WHAT YOU SHOULD DO:
Quote every line below exactly as it reads.

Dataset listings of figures

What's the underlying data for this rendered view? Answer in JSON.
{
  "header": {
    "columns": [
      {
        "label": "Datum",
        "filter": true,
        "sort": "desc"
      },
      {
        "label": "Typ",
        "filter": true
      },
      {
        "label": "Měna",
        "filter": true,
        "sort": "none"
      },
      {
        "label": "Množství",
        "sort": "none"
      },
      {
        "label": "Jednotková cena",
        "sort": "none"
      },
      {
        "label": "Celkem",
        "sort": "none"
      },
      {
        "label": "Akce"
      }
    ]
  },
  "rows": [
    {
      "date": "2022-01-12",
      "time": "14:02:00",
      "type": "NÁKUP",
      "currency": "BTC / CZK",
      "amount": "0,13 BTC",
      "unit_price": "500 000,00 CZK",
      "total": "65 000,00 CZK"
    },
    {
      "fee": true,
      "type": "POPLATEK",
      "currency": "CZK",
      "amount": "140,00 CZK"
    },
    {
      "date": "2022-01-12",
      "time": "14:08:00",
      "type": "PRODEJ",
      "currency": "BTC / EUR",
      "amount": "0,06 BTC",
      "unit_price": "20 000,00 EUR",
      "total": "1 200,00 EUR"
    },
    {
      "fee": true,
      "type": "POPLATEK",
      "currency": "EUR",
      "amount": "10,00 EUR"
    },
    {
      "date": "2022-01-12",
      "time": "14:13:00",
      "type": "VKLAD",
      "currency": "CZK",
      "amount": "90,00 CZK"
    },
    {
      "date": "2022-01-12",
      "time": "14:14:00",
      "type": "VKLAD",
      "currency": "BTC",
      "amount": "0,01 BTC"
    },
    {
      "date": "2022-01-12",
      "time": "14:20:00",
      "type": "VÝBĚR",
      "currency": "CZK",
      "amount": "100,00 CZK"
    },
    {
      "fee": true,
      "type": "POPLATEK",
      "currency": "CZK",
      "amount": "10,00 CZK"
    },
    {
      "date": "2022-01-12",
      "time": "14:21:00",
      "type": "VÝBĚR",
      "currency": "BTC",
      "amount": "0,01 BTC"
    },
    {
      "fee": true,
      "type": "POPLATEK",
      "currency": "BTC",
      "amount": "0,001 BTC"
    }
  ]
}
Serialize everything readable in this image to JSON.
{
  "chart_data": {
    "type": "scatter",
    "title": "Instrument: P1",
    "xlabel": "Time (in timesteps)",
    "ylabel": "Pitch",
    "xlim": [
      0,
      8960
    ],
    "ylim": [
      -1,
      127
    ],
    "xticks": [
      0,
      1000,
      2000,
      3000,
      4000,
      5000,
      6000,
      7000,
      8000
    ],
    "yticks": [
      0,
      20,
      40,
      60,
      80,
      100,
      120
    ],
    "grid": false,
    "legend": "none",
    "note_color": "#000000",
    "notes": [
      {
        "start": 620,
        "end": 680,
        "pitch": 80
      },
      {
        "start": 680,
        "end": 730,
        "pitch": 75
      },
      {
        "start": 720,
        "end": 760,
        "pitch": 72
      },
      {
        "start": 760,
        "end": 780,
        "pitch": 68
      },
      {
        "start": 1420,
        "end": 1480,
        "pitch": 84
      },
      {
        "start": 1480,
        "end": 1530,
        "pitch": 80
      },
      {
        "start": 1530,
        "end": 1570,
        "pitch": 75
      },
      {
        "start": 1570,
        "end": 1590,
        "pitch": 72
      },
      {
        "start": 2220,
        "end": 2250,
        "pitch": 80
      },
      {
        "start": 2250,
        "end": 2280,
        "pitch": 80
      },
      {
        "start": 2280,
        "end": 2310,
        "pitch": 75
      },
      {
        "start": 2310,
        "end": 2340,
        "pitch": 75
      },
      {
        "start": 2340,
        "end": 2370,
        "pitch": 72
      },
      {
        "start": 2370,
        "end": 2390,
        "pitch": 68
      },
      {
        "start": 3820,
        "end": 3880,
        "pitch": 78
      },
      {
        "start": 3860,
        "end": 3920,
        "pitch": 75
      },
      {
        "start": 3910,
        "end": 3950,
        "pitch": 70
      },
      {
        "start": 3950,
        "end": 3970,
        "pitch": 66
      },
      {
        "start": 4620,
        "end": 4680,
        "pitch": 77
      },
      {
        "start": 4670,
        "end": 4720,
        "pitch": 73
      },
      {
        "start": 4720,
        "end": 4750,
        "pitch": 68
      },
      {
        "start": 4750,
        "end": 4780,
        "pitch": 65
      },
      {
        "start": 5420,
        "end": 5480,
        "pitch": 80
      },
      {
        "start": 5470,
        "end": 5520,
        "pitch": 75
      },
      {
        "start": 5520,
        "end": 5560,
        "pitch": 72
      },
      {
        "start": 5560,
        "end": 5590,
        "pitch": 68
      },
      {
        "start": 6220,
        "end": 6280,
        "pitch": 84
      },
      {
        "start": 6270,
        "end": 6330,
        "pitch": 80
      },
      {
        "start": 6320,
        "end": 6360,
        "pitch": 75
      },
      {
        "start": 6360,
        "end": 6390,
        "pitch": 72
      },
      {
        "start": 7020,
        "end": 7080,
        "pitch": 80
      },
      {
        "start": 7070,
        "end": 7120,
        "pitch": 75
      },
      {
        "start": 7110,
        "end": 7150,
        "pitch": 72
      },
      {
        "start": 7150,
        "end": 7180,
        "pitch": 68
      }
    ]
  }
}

SOLUTION TO THIS TASK:
What's the underlying data for this rendered view? Answer in JSON.
{
  "header": {
    "columns": [
      {
        "label": "Datum",
        "filter": true,
        "sort": "desc"
      },
      {
        "label": "Typ",
        "filter": true
      },
      {
        "label": "Měna",
        "filter": true,
        "sort": "none"
      },
      {
        "label": "Množství",
        "sort": "none"
      },
      {
        "label": "Jednotková cena",
        "sort": "none"
      },
      {
        "label": "Celkem",
        "sort": "none"
      },
      {
        "label": "Akce"
      }
    ]
  },
  "rows": [
    {
      "date": "2022-01-12",
      "time": "14:02:00",
      "type": "NÁKUP",
      "currency": "BTC / CZK",
      "amount": "0,13 BTC",
      "unit_price": "500 000,00 CZK",
      "total": "65 000,00 CZK"
    },
    {
      "fee": true,
      "type": "POPLATEK",
      "currency": "CZK",
      "amount": "140,00 CZK"
    },
    {
      "date": "2022-01-12",
      "time": "14:08:00",
      "type": "PRODEJ",
      "currency": "BTC / EUR",
      "amount": "0,06 BTC",
      "unit_price": "20 000,00 EUR",
      "total": "1 200,00 EUR"
    },
    {
      "fee": true,
      "type": "POPLATEK",
      "currency": "EUR",
      "amount": "10,00 EUR"
    },
    {
      "date": "2022-01-12",
      "time": "14:13:00",
      "type": "VKLAD",
      "currency": "CZK",
      "amount": "90,00 CZK"
    },
    {
      "date": "2022-01-12",
      "time": "14:14:00",
      "type": "VKLAD",
      "currency": "BTC",
      "amount": "0,01 BTC"
    },
    {
      "date": "2022-01-12",
      "time": "14:20:00",
      "type": "VÝBĚR",
      "currency": "CZK",
      "amount": "100,00 CZK"
    },
    {
      "fee": true,
      "type": "POPLATEK",
      "currency": "CZK",
      "amount": "10,00 CZK"
    },
    {
      "date": "2022-01-12",
      "time": "14:21:00",
      "type": "VÝBĚR",
      "currency": "BTC",
      "amount": "0,01 BTC"
    },
    {
      "fee": true,
      "type": "POPLATEK",
      "currency": "BTC",
      "amount": "0,001 BTC"
    }
  ]
}
Serialize everything readable in this image to JSON.
{
  "chart_data": {
    "type": "scatter",
    "title": "Instrument: P1",
    "xlabel": "Time (in timesteps)",
    "ylabel": "Pitch",
    "xlim": [
      0,
      8960
    ],
    "ylim": [
      -1,
      127
    ],
    "xticks": [
      0,
      1000,
      2000,
      3000,
      4000,
      5000,
      6000,
      7000,
      8000
    ],
    "yticks": [
      0,
      20,
      40,
      60,
      80,
      100,
      120
    ],
    "grid": false,
    "legend": "none",
    "note_color": "#000000",
    "notes": [
      {
        "start": 620,
        "end": 680,
        "pitch": 80
      },
      {
        "start": 680,
        "end": 730,
        "pitch": 75
      },
      {
        "start": 720,
        "end": 760,
        "pitch": 72
      },
      {
        "start": 760,
        "end": 780,
        "pitch": 68
      },
      {
        "start": 1420,
        "end": 1480,
        "pitch": 84
      },
      {
        "start": 1480,
        "end": 1530,
        "pitch": 80
      },
      {
        "start": 1530,
        "end": 1570,
        "pitch": 75
      },
      {
        "start": 1570,
        "end": 1590,
        "pitch": 72
      },
      {
        "start": 2220,
        "end": 2250,
        "pitch": 80
      },
      {
        "start": 2250,
        "end": 2280,
        "pitch": 80
      },
      {
        "start": 2280,
        "end": 2310,
        "pitch": 75
      },
      {
        "start": 2310,
        "end": 2340,
        "pitch": 75
      },
      {
        "start": 2340,
        "end": 2370,
        "pitch": 72
      },
      {
        "start": 2370,
        "end": 2390,
        "pitch": 68
      },
      {
        "start": 3820,
        "end": 3880,
        "pitch": 78
      },
      {
        "start": 3860,
        "end": 3920,
        "pitch": 75
      },
      {
        "start": 3910,
        "end": 3950,
        "pitch": 70
      },
      {
        "start": 3950,
        "end": 3970,
        "pitch": 66
      },
      {
        "start": 4620,
        "end": 4680,
        "pitch": 77
      },
      {
        "start": 4670,
        "end": 4720,
        "pitch": 73
      },
      {
        "start": 4720,
        "end": 4750,
        "pitch": 68
      },
      {
        "start": 4750,
        "end": 4780,
        "pitch": 65
      },
      {
        "start": 5420,
        "end": 5480,
        "pitch": 80
      },
      {
        "start": 5470,
        "end": 5520,
        "pitch": 75
      },
      {
        "start": 5520,
        "end": 5560,
        "pitch": 72
      },
      {
        "start": 5560,
        "end": 5590,
        "pitch": 68
      },
      {
        "start": 6220,
        "end": 6280,
        "pitch": 84
      },
      {
        "start": 6270,
        "end": 6330,
        "pitch": 80
      },
      {
        "start": 6320,
        "end": 6360,
        "pitch": 75
      },
      {
        "start": 6360,
        "end": 6390,
        "pitch": 72
      },
      {
        "start": 7020,
        "end": 7080,
        "pitch": 80
      },
      {
        "start": 7070,
        "end": 7120,
        "pitch": 75
      },
      {
        "start": 7110,
        "end": 7150,
        "pitch": 72
      },
      {
        "start": 7150,
        "end": 7180,
        "pitch": 68
      }
    ]
  }
}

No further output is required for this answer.